Aim:
In how many lines of the data does the word "郑州大学" appear? Give the number by itself.

Task material:
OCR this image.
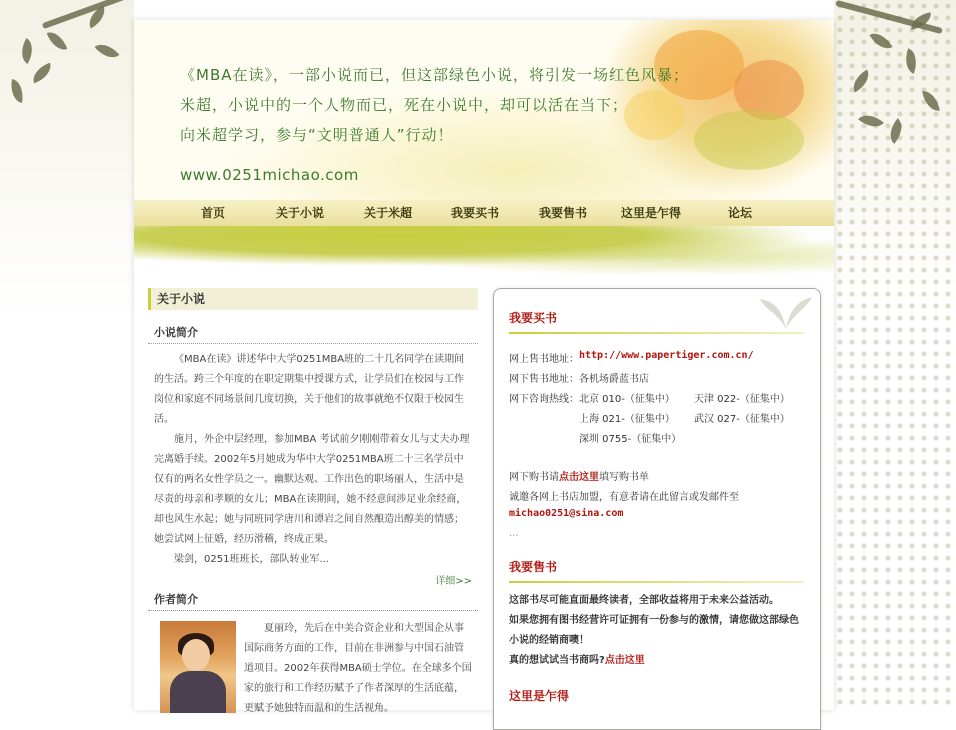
《MBA在读》，一部小说而已，但这部绿色小说，将引发一场红色风暴；
米超，小说中的一个人物而已，死在小说中，却可以活在当下；
向米超学习，参与“文明普通人”行动！
www.0251michao.com
首页	关于小说	关于米超	我要买书	我要售书	这里是乍得	论坛
关于小说
小说简介
《MBA在读》讲述华中大学0251MBA班的二十几名同学在读期间的生活。跨三个年度的在职定期集中授课方式，让学员们在校园与工作岗位和家庭不同场景间几度切换，关于他们的故事就绝不仅限于校园生活。
施月，外企中层经理，参加MBA 考试前夕刚刚带着女儿与丈夫办理完离婚手续。2002年5月她成为华中大学0251MBA班二十三名学员中仅有的两名女性学员之一。幽默达观、工作出色的职场丽人，生活中是尽责的母亲和孝顺的女儿；MBA在读期间，她不经意间涉足业余经商，却也风生水起；她与同班同学唐川和谭岩之间自然酿造出醇美的情感；她尝试网上征婚，经历滑稽，终成正果。
梁剑，0251班班长，部队转业军...
详细>>
作者简介
夏丽玲，先后在中美合资企业和大型国企从事国际商务方面的工作，目前在非洲参与中国石油管道项目。2002年获得MBA硕士学位。在全球多个国家的旅行和工作经历赋予了作者深厚的生活底蕴，更赋予她独特而温和的生活视角。
我要买书
网上售书地址： http://www.papertiger.com.cn/
网下售书地址： 各机场爵蓝书店
网下咨询热线： 北京 010-（征集中） 天津 022-（征集中）
上海 021-（征集中） 武汉 027-（征集中）
深圳 0755-（征集中）
网下购书请点击这里填写购书单
诚邀各网上书店加盟，有意者请在此留言或发邮件至
michao0251@sina.com
...
我要售书
这部书尽可能直面最终读者，全部收益将用于未来公益活动。
如果您拥有图书经营许可证拥有一份参与的激情，请您做这部绿色小说的经销商噢！
真的想试试当书商吗?点击这里
这里是乍得
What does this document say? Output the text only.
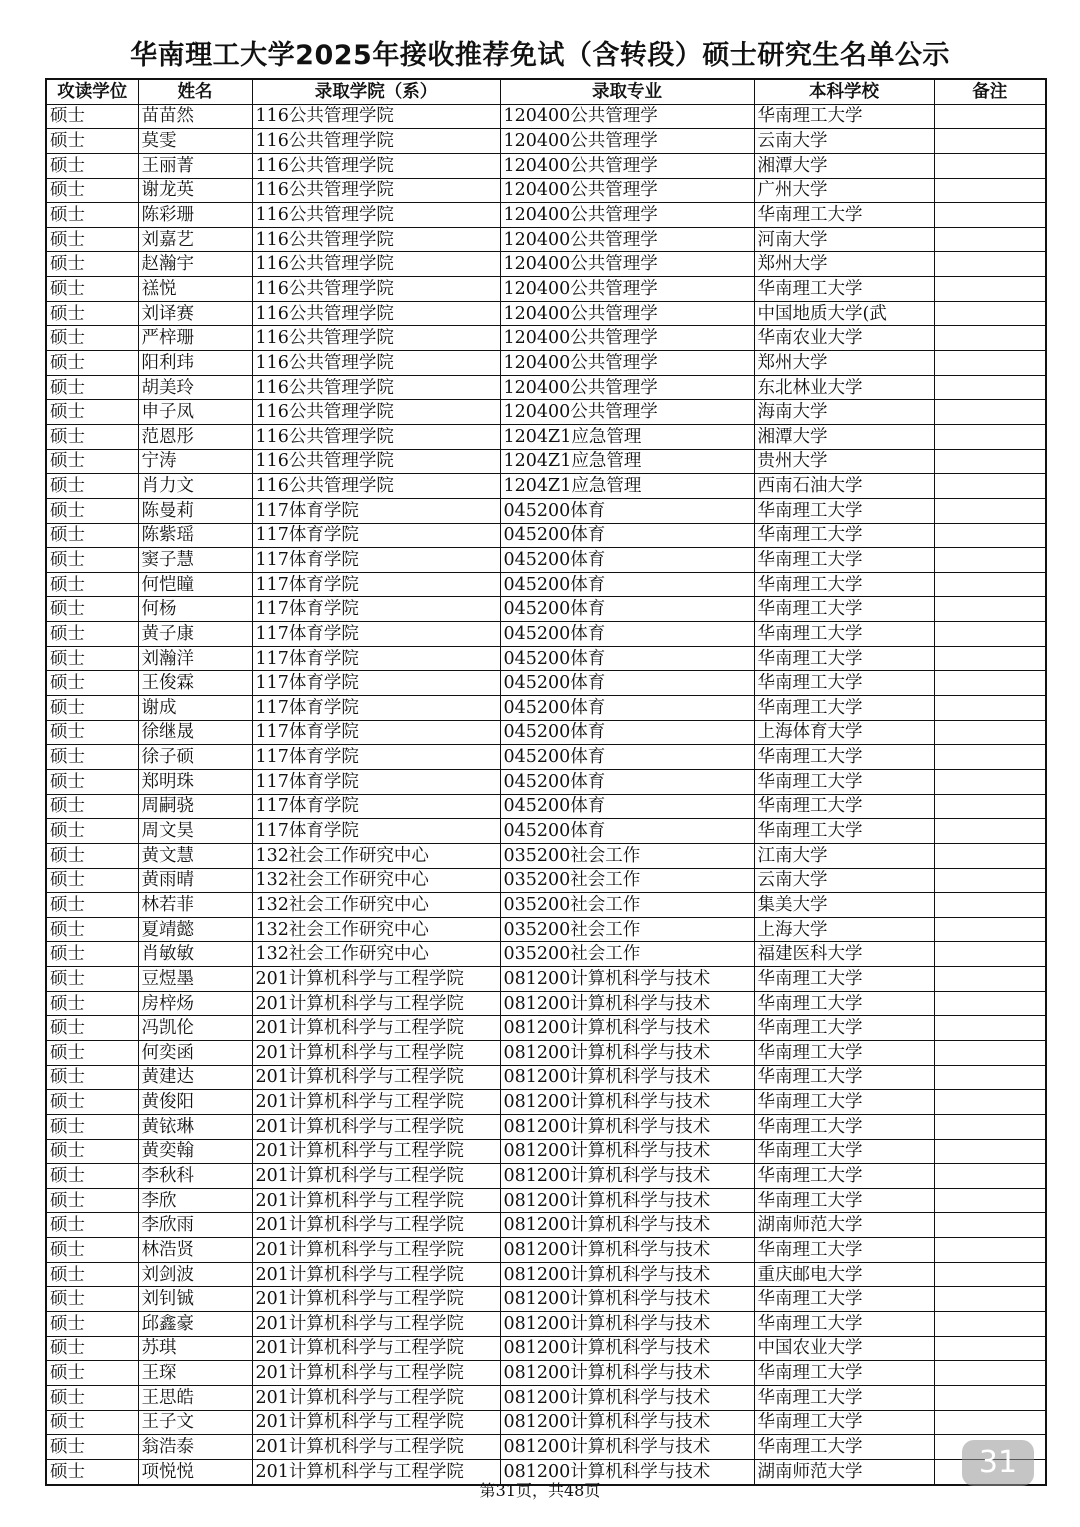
华南理工大学2025年接收推荐免试（含转段）硕士研究生名单公示
攻读学位	姓名	录取学院（系）	录取专业	本科学校	备注
硕士	苗苗然	116公共管理学院	120400公共管理学	华南理工大学	
硕士	莫雯	116公共管理学院	120400公共管理学	云南大学	
硕士	王丽菁	116公共管理学院	120400公共管理学	湘潭大学	
硕士	谢龙英	116公共管理学院	120400公共管理学	广州大学	
硕士	陈彩珊	116公共管理学院	120400公共管理学	华南理工大学	
硕士	刘嘉艺	116公共管理学院	120400公共管理学	河南大学	
硕士	赵瀚宇	116公共管理学院	120400公共管理学	郑州大学	
硕士	禚悦	116公共管理学院	120400公共管理学	华南理工大学	
硕士	刘译赛	116公共管理学院	120400公共管理学	中国地质大学(武	
硕士	严梓珊	116公共管理学院	120400公共管理学	华南农业大学	
硕士	阳利玮	116公共管理学院	120400公共管理学	郑州大学	
硕士	胡美玲	116公共管理学院	120400公共管理学	东北林业大学	
硕士	申子凤	116公共管理学院	120400公共管理学	海南大学	
硕士	范恩彤	116公共管理学院	1204Z1应急管理	湘潭大学	
硕士	宁涛	116公共管理学院	1204Z1应急管理	贵州大学	
硕士	肖力文	116公共管理学院	1204Z1应急管理	西南石油大学	
硕士	陈曼莉	117体育学院	045200体育	华南理工大学	
硕士	陈紫瑶	117体育学院	045200体育	华南理工大学	
硕士	窦子慧	117体育学院	045200体育	华南理工大学	
硕士	何恺瞳	117体育学院	045200体育	华南理工大学	
硕士	何杨	117体育学院	045200体育	华南理工大学	
硕士	黄子康	117体育学院	045200体育	华南理工大学	
硕士	刘瀚洋	117体育学院	045200体育	华南理工大学	
硕士	王俊霖	117体育学院	045200体育	华南理工大学	
硕士	谢成	117体育学院	045200体育	华南理工大学	
硕士	徐继晟	117体育学院	045200体育	上海体育大学	
硕士	徐子硕	117体育学院	045200体育	华南理工大学	
硕士	郑明珠	117体育学院	045200体育	华南理工大学	
硕士	周嗣骁	117体育学院	045200体育	华南理工大学	
硕士	周文昊	117体育学院	045200体育	华南理工大学	
硕士	黄文慧	132社会工作研究中心	035200社会工作	江南大学	
硕士	黄雨晴	132社会工作研究中心	035200社会工作	云南大学	
硕士	林若菲	132社会工作研究中心	035200社会工作	集美大学	
硕士	夏靖懿	132社会工作研究中心	035200社会工作	上海大学	
硕士	肖敏敏	132社会工作研究中心	035200社会工作	福建医科大学	
硕士	豆煜墨	201计算机科学与工程学院	081200计算机科学与技术	华南理工大学	
硕士	房梓炀	201计算机科学与工程学院	081200计算机科学与技术	华南理工大学	
硕士	冯凯伦	201计算机科学与工程学院	081200计算机科学与技术	华南理工大学	
硕士	何奕函	201计算机科学与工程学院	081200计算机科学与技术	华南理工大学	
硕士	黄建达	201计算机科学与工程学院	081200计算机科学与技术	华南理工大学	
硕士	黄俊阳	201计算机科学与工程学院	081200计算机科学与技术	华南理工大学	
硕士	黄铱琳	201计算机科学与工程学院	081200计算机科学与技术	华南理工大学	
硕士	黄奕翰	201计算机科学与工程学院	081200计算机科学与技术	华南理工大学	
硕士	李秋科	201计算机科学与工程学院	081200计算机科学与技术	华南理工大学	
硕士	李欣	201计算机科学与工程学院	081200计算机科学与技术	华南理工大学	
硕士	李欣雨	201计算机科学与工程学院	081200计算机科学与技术	湖南师范大学	
硕士	林浩贤	201计算机科学与工程学院	081200计算机科学与技术	华南理工大学	
硕士	刘剑波	201计算机科学与工程学院	081200计算机科学与技术	重庆邮电大学	
硕士	刘钊铖	201计算机科学与工程学院	081200计算机科学与技术	华南理工大学	
硕士	邱鑫豪	201计算机科学与工程学院	081200计算机科学与技术	华南理工大学	
硕士	苏琪	201计算机科学与工程学院	081200计算机科学与技术	中国农业大学	
硕士	王琛	201计算机科学与工程学院	081200计算机科学与技术	华南理工大学	
硕士	王思皓	201计算机科学与工程学院	081200计算机科学与技术	华南理工大学	
硕士	王子文	201计算机科学与工程学院	081200计算机科学与技术	华南理工大学	
硕士	翁浩泰	201计算机科学与工程学院	081200计算机科学与技术	华南理工大学	
硕士	项悦悦	201计算机科学与工程学院	081200计算机科学与技术	湖南师范大学	
第31页，共48页
31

Written reply:
2